WHAT THIS TASK INVOLVES
Search the data for the word "text". Reproduce every line where it is found.

RECORDS FOR THIS EXERCISE
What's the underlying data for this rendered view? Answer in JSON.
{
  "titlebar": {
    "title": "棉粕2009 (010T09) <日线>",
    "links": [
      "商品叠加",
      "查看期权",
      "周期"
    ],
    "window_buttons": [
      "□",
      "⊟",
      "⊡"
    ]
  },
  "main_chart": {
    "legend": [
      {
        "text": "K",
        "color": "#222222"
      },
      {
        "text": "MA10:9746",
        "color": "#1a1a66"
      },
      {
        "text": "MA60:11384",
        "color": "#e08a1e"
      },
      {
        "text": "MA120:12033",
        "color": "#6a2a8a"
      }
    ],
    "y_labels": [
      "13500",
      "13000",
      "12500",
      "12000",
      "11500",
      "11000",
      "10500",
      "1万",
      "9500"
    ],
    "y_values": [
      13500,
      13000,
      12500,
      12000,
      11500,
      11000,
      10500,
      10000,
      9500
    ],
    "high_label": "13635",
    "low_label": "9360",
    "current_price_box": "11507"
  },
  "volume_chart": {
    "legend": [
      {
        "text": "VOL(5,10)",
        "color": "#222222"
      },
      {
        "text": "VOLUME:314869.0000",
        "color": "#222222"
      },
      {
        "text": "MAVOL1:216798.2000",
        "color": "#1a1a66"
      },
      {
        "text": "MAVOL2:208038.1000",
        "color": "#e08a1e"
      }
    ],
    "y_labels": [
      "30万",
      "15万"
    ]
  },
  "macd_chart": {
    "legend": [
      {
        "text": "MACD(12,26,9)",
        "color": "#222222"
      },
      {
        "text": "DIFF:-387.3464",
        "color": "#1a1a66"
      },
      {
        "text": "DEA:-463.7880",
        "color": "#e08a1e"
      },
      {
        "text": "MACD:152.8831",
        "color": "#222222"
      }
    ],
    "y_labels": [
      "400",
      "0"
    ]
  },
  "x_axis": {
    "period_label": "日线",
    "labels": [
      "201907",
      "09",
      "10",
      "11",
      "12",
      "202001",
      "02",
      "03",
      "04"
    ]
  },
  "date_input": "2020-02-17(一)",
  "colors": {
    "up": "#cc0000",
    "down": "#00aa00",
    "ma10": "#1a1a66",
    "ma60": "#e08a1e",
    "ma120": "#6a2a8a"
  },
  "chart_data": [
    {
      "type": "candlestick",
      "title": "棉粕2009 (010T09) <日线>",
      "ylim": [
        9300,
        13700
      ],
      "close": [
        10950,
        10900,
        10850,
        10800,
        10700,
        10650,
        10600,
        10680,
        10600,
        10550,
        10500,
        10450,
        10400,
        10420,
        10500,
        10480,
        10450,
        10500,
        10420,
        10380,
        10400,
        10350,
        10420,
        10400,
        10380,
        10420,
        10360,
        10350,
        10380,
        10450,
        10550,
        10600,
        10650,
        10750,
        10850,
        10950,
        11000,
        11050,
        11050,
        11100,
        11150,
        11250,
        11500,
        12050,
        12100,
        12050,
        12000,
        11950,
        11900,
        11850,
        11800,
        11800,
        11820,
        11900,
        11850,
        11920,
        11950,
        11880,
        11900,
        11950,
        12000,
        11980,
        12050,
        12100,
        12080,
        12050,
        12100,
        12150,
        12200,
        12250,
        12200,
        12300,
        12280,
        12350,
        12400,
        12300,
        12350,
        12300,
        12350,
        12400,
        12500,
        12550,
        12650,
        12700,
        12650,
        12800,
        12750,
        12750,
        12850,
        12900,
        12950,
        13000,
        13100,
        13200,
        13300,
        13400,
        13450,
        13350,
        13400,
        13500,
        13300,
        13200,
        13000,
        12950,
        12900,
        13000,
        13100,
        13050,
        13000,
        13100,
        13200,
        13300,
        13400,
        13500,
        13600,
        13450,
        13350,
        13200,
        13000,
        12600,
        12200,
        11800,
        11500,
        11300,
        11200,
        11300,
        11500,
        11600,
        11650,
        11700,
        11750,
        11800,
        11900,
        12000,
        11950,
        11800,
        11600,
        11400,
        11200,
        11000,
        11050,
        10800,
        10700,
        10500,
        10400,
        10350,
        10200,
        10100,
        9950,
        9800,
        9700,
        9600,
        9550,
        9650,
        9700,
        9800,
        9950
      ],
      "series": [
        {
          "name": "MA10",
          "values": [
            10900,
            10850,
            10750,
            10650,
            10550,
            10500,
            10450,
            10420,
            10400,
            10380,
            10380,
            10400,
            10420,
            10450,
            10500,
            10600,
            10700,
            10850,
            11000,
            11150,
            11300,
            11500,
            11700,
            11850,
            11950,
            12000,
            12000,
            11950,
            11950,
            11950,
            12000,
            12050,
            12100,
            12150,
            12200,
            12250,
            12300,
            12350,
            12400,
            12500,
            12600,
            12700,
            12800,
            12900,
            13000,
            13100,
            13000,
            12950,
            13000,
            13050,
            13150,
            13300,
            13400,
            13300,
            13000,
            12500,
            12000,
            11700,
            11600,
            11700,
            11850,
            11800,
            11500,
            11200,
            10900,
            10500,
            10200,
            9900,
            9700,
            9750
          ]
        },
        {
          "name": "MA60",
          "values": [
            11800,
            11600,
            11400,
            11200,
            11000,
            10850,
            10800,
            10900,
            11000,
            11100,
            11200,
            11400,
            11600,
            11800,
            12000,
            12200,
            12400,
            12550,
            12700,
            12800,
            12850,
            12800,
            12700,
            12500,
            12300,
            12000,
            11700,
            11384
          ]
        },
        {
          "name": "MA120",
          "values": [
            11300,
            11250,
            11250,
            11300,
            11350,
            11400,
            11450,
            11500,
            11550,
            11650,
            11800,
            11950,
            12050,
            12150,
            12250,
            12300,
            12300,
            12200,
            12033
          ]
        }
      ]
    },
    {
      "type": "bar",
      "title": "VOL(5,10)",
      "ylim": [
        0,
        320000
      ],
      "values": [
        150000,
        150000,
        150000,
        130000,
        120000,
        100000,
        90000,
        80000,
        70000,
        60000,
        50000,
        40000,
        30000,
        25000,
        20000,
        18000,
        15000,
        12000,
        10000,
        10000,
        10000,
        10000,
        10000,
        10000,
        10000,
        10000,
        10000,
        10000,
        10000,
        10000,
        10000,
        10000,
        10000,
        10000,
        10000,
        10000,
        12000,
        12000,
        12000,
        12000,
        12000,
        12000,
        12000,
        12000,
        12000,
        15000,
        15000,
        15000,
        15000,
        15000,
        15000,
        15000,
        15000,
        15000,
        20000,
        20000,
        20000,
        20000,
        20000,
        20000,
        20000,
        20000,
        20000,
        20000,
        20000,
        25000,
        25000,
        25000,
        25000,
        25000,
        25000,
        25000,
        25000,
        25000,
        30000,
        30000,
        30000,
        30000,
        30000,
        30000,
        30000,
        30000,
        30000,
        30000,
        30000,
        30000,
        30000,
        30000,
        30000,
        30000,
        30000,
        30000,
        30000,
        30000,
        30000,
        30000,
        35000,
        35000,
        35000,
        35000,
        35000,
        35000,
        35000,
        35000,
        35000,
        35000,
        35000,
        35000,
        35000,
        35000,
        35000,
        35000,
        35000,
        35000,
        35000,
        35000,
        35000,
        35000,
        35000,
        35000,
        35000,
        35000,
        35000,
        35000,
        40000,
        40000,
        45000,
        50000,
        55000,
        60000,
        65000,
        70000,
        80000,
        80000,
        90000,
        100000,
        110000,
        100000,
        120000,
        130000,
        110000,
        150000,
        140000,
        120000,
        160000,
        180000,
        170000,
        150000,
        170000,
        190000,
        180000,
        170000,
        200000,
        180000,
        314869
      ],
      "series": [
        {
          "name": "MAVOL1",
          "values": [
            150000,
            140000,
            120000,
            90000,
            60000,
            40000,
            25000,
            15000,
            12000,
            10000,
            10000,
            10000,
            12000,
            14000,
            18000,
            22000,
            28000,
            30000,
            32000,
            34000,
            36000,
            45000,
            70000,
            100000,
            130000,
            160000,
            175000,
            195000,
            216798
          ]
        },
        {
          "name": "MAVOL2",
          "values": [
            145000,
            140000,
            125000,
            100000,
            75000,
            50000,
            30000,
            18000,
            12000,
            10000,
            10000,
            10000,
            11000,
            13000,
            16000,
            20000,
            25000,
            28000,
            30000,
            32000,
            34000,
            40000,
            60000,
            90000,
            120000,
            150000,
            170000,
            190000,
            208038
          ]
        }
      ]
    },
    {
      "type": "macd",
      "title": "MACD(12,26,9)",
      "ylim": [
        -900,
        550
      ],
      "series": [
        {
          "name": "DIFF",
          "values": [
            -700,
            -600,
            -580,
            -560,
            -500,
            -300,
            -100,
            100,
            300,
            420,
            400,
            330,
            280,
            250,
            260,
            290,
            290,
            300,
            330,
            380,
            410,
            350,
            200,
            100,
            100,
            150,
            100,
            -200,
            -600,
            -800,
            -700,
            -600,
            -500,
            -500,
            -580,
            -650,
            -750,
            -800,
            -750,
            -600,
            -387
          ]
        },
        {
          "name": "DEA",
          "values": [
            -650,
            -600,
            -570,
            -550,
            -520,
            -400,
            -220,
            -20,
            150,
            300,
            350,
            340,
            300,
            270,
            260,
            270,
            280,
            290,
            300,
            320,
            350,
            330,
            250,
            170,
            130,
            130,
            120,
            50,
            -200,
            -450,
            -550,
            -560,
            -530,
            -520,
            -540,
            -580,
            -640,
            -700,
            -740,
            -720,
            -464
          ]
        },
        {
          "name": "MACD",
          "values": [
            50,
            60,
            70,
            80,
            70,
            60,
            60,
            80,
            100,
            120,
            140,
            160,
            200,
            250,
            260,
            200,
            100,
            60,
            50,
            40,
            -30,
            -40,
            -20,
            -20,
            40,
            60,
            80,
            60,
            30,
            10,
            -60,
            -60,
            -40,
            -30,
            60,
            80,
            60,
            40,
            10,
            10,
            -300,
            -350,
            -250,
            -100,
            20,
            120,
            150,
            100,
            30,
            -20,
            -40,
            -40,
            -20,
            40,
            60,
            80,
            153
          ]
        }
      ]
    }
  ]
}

SOLUTION TO THE EXERCISE
        "text": "K",
        "text": "MA10:9746",
        "text": "MA60:11384",
        "text": "MA120:12033",
        "text": "VOL(5,10)",
        "text": "VOLUME:314869.0000",
        "text": "MAVOL1:216798.2000",
        "text": "MAVOL2:208038.1000",
        "text": "MACD(12,26,9)",
        "text": "DIFF:-387.3464",
        "text": "DEA:-463.7880",
        "text": "MACD:152.8831",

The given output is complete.